Exercise description: Your task is to extract the lines from the one holding "Extract all readable text from this page." through the end of the material. Set them down exactly and add nothing.
------ Information supplied
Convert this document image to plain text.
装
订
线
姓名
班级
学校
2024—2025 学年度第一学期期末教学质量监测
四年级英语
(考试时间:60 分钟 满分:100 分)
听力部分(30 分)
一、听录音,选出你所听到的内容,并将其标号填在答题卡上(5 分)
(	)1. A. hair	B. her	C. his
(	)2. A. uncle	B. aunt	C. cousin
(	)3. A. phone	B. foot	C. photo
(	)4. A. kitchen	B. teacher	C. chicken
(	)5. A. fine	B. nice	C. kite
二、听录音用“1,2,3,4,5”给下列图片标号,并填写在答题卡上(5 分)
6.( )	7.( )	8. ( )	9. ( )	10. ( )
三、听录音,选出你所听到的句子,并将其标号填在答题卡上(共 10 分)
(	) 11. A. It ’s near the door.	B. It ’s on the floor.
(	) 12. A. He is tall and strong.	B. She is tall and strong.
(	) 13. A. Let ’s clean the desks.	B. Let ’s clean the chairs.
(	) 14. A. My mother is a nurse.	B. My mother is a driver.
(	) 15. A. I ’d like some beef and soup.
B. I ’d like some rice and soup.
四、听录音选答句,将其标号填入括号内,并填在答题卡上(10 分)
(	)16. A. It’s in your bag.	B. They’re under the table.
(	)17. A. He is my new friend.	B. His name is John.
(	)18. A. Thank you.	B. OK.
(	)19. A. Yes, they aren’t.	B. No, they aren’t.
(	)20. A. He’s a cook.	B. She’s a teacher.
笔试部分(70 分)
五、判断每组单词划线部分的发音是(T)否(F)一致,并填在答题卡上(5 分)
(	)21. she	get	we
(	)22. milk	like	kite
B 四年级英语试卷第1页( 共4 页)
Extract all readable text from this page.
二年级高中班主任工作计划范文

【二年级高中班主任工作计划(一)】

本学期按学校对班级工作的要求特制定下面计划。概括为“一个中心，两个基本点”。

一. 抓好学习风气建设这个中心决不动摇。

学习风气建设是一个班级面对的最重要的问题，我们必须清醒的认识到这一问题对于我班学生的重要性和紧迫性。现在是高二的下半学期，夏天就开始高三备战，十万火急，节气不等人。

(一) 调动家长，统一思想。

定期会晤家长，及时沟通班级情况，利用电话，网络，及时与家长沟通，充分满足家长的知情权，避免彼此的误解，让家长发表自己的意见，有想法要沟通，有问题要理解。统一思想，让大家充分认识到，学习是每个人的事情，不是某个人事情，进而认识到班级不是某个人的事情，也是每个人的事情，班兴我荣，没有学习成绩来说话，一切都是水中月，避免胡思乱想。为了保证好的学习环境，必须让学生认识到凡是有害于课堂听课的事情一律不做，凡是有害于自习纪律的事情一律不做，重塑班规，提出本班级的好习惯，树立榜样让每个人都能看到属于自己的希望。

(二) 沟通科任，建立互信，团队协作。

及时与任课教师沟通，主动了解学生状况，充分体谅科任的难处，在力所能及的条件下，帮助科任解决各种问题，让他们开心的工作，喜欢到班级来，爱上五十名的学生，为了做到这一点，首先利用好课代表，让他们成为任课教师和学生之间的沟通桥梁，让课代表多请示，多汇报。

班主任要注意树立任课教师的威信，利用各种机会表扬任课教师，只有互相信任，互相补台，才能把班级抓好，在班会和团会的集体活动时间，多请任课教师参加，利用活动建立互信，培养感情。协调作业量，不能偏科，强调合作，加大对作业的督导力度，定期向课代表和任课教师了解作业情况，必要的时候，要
------------
Worked answer:
Extract all readable text from this page.
二年级高中班主任工作计划范文

【二年级高中班主任工作计划(一)】

本学期按学校对班级工作的要求特制定下面计划。概括为“一个中心，两个基本点”。

一. 抓好学习风气建设这个中心决不动摇。

学习风气建设是一个班级面对的最重要的问题，我们必须清醒的认识到这一问题对于我班学生的重要性和紧迫性。现在是高二的下半学期，夏天就开始高三备战，十万火急，节气不等人。

(一) 调动家长，统一思想。

定期会晤家长，及时沟通班级情况，利用电话，网络，及时与家长沟通，充分满足家长的知情权，避免彼此的误解，让家长发表自己的意见，有想法要沟通，有问题要理解。统一思想，让大家充分认识到，学习是每个人的事情，不是某个人事情，进而认识到班级不是某个人的事情，也是每个人的事情，班兴我荣，没有学习成绩来说话，一切都是水中月，避免胡思乱想。为了保证好的学习环境，必须让学生认识到凡是有害于课堂听课的事情一律不做，凡是有害于自习纪律的事情一律不做，重塑班规，提出本班级的好习惯，树立榜样让每个人都能看到属于自己的希望。

(二) 沟通科任，建立互信，团队协作。

及时与任课教师沟通，主动了解学生状况，充分体谅科任的难处，在力所能及的条件下，帮助科任解决各种问题，让他们开心的工作，喜欢到班级来，爱上五十名的学生，为了做到这一点，首先利用好课代表，让他们成为任课教师和学生之间的沟通桥梁，让课代表多请示，多汇报。

班主任要注意树立任课教师的威信，利用各种机会表扬任课教师，只有互相信任，互相补台，才能把班级抓好，在班会和团会的集体活动时间，多请任课教师参加，利用活动建立互信，培养感情。协调作业量，不能偏科，强调合作，加大对作业的督导力度，定期向课代表和任课教师了解作业情况，必要的时候，要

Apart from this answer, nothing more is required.